In the quoted code of the kernel review excerpt below, list every variable that is assigned a value with the "=" operator.

**Excerpt:**
____________________
This is just because we don't use spin_lock_irqsave(), right?

(Just checking my understanding.)

> +
> +	spin_lock(&partid_max_lock);
> +	if (!partid_max_init) {
> +		mpam_partid_max = partid_max;
> +		mpam_pmg_max = pmg_max;
> +		partid_max_init = true;
> +	} else if (!partid_max_published) {
> +		mpam_partid_max = min(mpam_partid_max, partid_max);
> +		mpam_pmg_max = min(mpam_pmg_max, pmg_max);
> +	} else {
> +		/* New requestors can't lower the values */
> +		if (partid_max < mpam_partid_max || pmg_max < mpam_pmg_max)
> +			err = -EBUSY;

What will actually happen here?  Will the arch code reject the
offending late secondary?

It feels a bit like we're reinventing part of cpufeatures here --
though I suppose the split between early and late CPUs is not the same
as for the kernel proper: the "MPAM early CPUs" are those that have
appeared by the time the last MSC probes, which can be a different
set than the kernel's early CPUs.  So I guess there is no choice but
to have some special logic here.

> +	}
> +	spin_unlock(&partid_max_lock);
> +
> +	return err;
> +}
> +EXPORT_SYMBOL(mpam_register_requestor);

As noted above, dead function (in this series)?
____________________
**Dataset excerpt:**
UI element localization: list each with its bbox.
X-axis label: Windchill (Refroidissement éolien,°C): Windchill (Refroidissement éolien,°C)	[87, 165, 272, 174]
____________________
**Result of this task:**
- mpam_partid_max
- mpam_pmg_max
- partid_max_init
- err